-- start of Entries --
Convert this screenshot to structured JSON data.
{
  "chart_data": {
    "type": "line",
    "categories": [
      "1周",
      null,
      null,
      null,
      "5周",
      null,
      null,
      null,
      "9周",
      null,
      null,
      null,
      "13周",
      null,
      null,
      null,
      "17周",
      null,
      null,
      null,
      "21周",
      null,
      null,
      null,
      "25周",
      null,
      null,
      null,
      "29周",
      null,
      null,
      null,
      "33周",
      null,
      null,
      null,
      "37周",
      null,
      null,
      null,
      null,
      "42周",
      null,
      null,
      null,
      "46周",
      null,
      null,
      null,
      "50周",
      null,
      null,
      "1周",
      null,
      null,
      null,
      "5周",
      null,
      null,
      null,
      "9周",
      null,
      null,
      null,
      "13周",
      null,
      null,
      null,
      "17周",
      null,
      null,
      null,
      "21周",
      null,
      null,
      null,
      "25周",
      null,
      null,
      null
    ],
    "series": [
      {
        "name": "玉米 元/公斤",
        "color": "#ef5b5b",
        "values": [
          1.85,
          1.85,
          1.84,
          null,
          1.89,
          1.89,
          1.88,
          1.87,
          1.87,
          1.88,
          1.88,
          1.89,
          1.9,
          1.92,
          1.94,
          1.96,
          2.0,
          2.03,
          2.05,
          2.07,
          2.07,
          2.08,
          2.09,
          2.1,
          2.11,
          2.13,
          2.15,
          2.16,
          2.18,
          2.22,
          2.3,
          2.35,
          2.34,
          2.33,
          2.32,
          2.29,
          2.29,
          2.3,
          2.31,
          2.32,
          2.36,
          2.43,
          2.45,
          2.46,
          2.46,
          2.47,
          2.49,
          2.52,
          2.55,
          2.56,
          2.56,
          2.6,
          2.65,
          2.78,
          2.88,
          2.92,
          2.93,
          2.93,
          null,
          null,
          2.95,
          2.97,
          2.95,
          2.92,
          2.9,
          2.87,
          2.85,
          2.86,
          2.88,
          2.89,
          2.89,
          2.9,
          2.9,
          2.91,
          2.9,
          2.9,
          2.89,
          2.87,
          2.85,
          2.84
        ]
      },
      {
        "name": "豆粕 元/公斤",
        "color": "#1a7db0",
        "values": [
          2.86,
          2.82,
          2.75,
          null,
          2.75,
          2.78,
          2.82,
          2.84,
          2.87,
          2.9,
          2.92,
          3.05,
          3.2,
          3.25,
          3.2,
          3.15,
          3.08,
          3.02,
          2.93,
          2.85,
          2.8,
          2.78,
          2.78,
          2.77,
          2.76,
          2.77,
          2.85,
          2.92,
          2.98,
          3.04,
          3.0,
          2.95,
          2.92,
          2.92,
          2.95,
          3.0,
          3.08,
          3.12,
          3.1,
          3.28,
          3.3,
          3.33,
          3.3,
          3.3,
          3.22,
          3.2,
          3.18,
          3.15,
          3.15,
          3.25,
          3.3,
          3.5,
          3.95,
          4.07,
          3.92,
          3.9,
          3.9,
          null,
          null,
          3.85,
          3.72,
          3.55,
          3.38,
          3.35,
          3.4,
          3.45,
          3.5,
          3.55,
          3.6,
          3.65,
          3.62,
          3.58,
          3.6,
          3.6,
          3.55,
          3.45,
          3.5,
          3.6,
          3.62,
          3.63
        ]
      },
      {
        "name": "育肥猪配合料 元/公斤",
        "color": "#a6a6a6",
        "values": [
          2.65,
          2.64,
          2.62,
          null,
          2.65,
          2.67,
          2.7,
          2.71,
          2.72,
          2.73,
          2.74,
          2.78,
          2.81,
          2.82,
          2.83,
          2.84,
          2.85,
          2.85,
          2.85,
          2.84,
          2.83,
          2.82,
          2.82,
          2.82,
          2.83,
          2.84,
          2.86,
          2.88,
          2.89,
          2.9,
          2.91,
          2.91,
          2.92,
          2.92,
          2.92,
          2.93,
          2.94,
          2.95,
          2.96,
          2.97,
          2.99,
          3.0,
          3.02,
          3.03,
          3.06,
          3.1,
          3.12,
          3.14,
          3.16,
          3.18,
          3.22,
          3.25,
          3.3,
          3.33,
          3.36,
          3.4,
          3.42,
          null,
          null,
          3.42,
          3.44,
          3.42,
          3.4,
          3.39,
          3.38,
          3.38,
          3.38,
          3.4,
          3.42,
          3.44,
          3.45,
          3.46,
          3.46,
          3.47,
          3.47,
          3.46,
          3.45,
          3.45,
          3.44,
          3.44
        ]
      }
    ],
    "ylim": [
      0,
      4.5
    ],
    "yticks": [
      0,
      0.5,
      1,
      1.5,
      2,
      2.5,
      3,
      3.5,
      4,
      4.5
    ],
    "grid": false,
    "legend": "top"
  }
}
-- end of Entries --
§ **The task**:
Give nothing but the number of lines containing the string "name".

§ **Response below**:
3